### Request
Find each line containing the string "Christie". Copy it.

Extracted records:
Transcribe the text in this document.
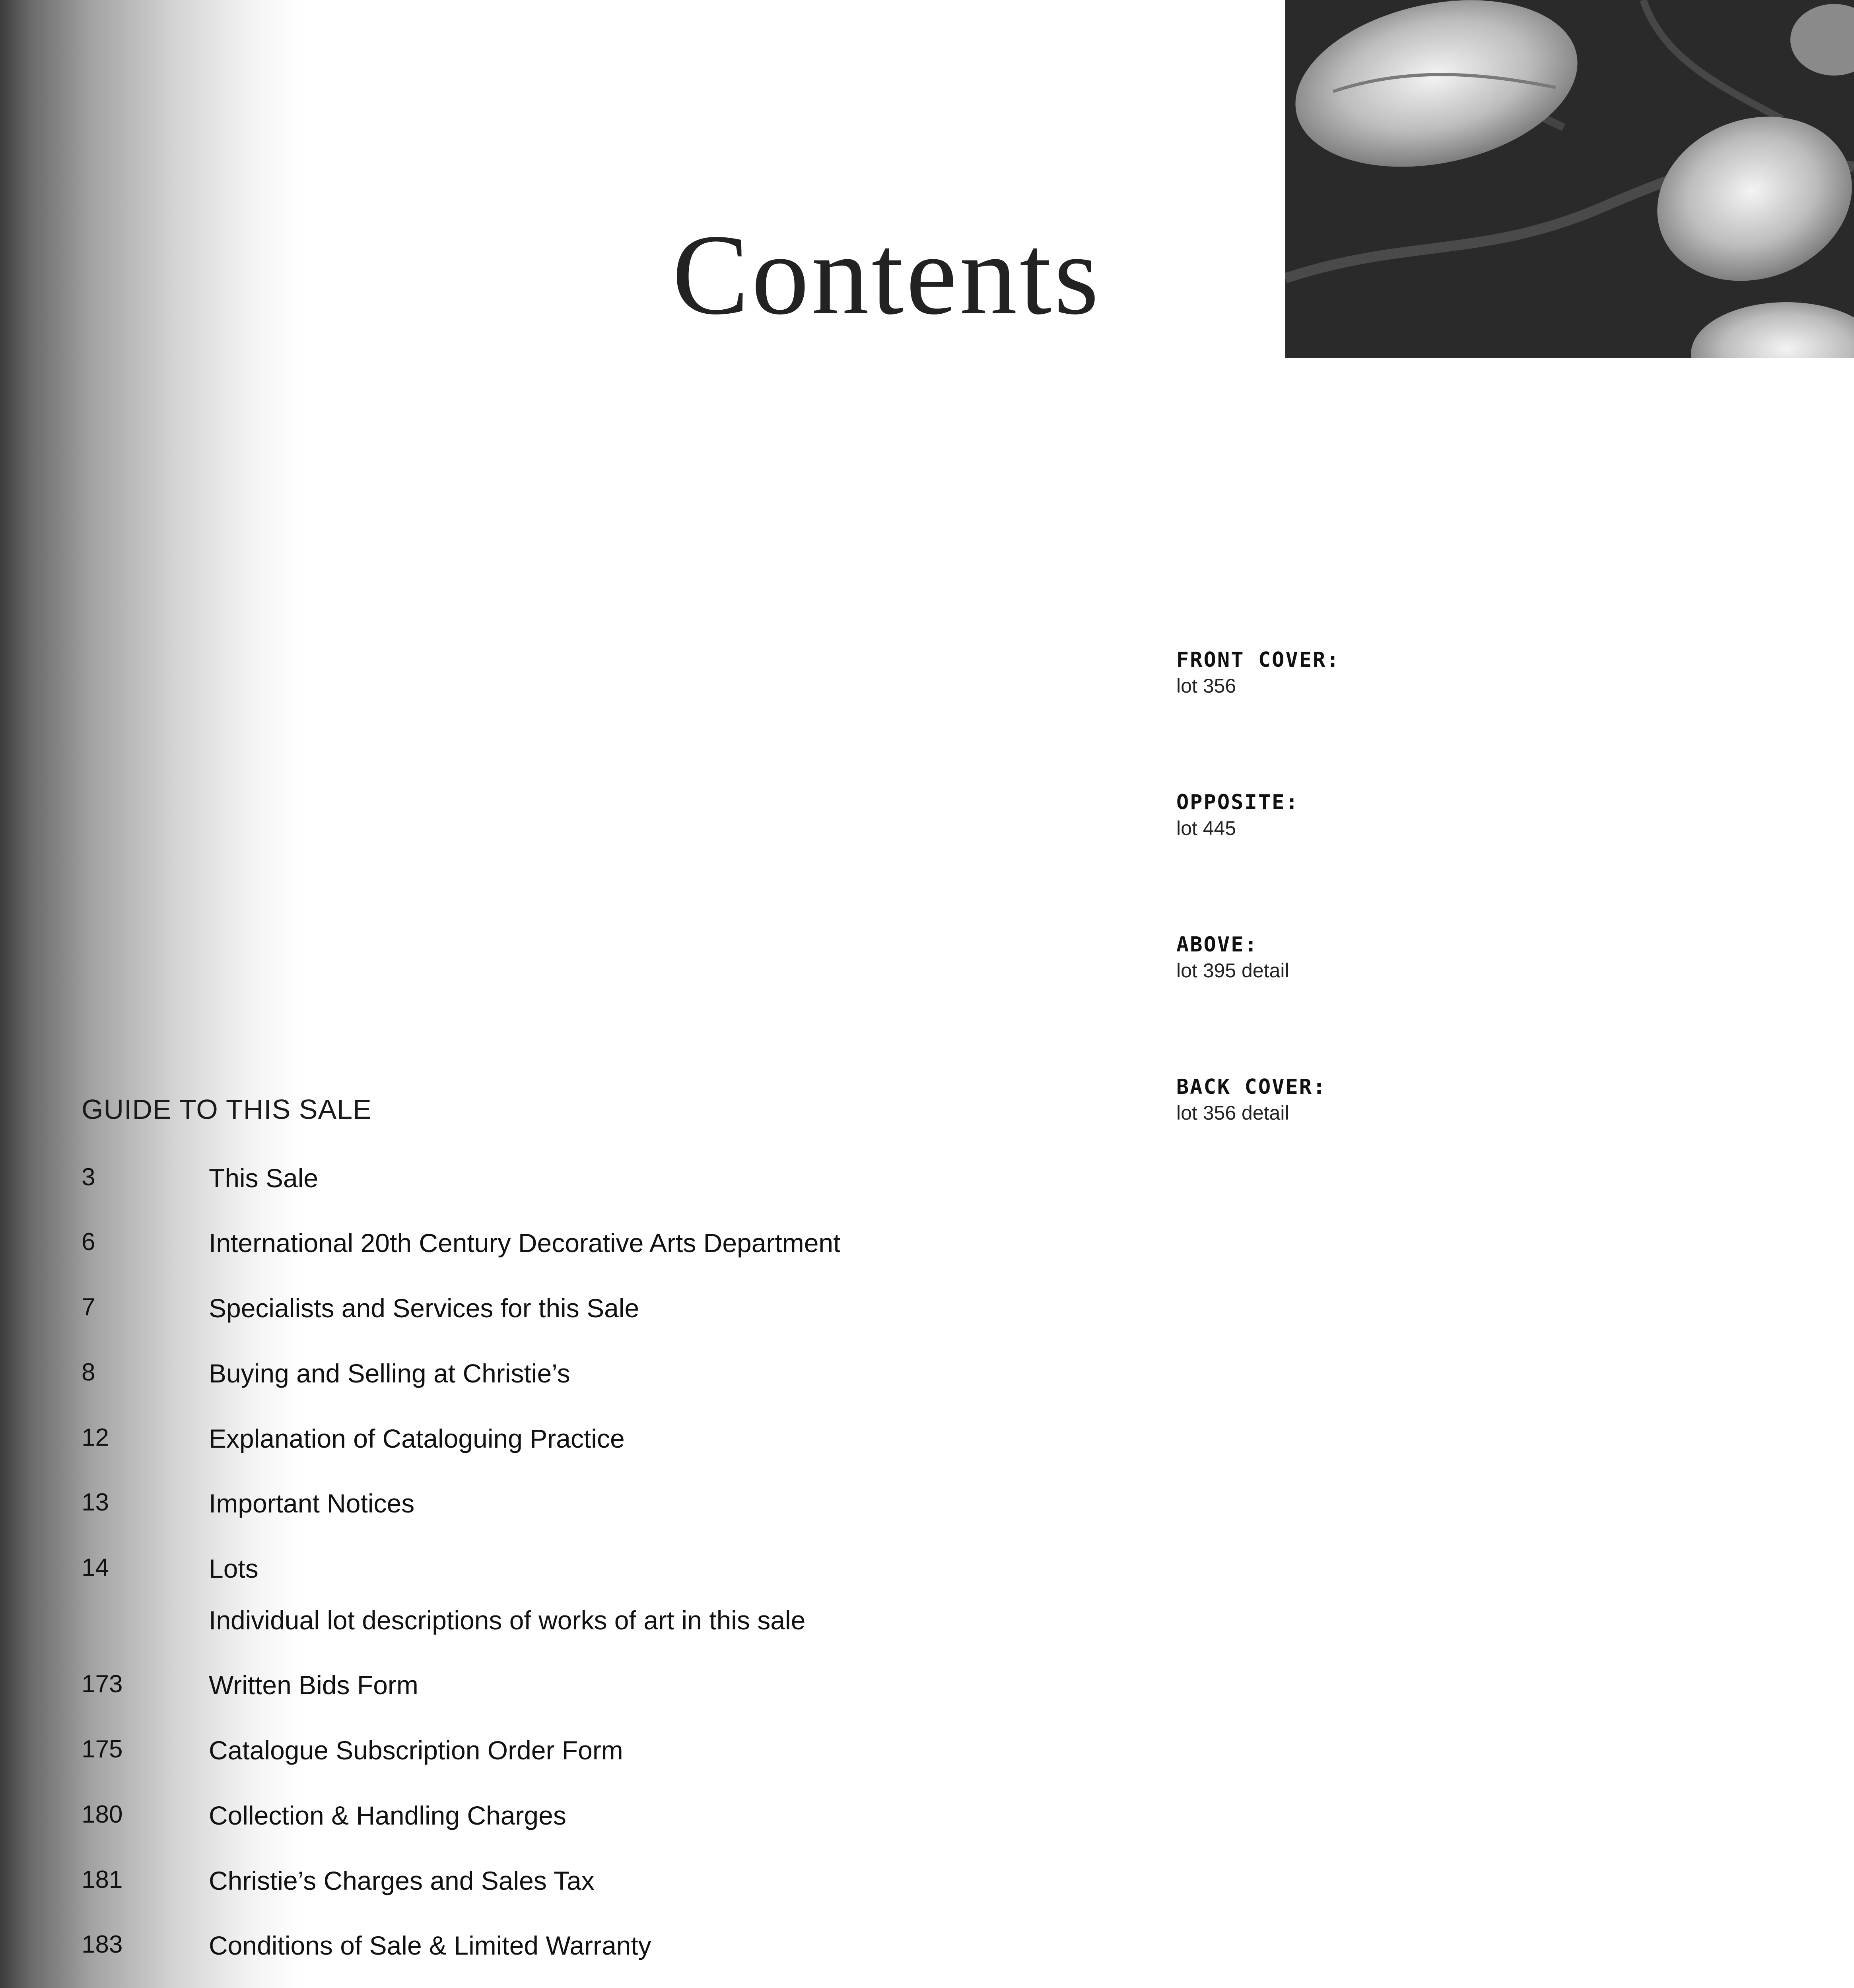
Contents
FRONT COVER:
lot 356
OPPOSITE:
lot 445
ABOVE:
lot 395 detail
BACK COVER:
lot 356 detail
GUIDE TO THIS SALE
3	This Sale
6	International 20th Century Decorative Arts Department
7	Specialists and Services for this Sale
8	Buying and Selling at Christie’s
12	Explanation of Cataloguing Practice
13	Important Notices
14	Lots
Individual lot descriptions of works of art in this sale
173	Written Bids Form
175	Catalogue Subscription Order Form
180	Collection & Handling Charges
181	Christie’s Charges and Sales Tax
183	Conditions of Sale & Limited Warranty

...

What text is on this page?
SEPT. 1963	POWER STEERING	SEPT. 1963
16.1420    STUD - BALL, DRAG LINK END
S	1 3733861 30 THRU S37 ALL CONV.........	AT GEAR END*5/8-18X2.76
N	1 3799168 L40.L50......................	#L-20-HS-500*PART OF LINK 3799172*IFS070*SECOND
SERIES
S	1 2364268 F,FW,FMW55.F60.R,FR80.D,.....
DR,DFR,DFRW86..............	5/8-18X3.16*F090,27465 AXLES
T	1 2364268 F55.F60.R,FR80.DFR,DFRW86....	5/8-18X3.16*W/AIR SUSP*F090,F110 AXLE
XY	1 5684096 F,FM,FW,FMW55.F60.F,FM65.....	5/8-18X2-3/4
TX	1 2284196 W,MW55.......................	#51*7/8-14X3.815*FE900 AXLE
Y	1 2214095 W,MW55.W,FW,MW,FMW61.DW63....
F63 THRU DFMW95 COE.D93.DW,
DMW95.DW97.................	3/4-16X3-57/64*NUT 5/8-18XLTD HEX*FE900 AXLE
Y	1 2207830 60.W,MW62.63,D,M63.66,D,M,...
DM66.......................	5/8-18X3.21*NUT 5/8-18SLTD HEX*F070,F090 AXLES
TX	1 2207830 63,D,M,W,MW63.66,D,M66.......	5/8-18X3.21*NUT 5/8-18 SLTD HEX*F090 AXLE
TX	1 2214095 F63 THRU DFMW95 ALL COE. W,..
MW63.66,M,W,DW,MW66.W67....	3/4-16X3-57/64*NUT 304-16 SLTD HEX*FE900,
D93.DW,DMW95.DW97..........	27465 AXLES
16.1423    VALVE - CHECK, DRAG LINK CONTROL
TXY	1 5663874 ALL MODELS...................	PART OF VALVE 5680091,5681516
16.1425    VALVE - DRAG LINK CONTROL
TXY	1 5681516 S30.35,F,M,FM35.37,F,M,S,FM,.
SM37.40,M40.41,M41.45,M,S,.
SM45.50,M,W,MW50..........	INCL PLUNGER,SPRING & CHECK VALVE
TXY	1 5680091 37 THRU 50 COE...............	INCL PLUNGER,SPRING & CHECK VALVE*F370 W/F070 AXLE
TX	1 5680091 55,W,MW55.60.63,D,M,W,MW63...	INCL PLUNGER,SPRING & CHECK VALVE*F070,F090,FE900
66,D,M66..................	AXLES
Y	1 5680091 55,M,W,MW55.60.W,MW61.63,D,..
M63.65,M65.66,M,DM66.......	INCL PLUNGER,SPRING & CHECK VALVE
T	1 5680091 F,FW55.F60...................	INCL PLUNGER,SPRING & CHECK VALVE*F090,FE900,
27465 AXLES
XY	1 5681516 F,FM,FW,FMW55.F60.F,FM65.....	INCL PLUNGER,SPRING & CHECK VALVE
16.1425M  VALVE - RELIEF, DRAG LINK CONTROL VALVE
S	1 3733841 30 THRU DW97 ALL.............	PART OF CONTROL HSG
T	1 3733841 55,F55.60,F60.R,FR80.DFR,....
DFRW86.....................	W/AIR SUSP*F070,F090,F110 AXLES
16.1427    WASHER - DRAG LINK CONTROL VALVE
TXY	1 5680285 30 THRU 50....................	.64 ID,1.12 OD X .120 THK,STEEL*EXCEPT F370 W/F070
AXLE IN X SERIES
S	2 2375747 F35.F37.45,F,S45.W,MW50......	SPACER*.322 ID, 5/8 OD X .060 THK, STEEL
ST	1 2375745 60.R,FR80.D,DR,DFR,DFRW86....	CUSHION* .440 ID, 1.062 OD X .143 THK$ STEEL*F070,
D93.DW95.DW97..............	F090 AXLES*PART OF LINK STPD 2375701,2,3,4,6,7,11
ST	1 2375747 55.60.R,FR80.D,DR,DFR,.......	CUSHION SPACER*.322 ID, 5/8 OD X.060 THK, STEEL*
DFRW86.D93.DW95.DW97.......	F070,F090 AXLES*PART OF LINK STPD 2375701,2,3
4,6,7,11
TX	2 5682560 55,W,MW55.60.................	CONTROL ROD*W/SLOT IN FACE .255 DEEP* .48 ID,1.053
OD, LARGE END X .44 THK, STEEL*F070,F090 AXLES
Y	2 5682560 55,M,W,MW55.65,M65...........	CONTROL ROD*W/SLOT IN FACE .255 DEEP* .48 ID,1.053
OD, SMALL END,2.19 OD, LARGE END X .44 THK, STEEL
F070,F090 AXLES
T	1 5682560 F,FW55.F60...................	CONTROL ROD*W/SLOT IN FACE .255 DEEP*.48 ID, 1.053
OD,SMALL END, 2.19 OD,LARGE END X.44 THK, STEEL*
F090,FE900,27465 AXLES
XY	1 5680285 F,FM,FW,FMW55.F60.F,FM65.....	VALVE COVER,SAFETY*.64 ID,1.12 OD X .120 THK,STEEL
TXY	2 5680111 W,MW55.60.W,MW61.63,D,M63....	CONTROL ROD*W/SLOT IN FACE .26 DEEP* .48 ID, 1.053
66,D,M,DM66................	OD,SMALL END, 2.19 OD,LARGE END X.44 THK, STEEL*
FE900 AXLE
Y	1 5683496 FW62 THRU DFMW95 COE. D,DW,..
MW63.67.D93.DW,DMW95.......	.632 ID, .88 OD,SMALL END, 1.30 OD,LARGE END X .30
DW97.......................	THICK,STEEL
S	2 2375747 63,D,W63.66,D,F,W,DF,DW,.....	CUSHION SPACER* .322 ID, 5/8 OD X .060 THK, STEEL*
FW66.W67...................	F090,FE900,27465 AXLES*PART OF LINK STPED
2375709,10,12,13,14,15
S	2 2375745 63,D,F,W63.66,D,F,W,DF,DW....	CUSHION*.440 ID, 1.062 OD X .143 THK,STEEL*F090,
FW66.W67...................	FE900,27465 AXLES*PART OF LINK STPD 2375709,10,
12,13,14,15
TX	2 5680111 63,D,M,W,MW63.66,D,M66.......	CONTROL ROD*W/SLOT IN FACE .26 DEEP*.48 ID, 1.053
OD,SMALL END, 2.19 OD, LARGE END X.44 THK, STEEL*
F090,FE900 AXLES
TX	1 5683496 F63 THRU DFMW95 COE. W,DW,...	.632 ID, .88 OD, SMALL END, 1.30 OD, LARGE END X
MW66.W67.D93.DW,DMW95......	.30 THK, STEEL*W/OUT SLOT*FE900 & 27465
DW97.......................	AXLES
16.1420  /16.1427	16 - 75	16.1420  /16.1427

### Result for this exercise
8	Buying and Selling at Christie’s
181	Christie’s Charges and Sales Tax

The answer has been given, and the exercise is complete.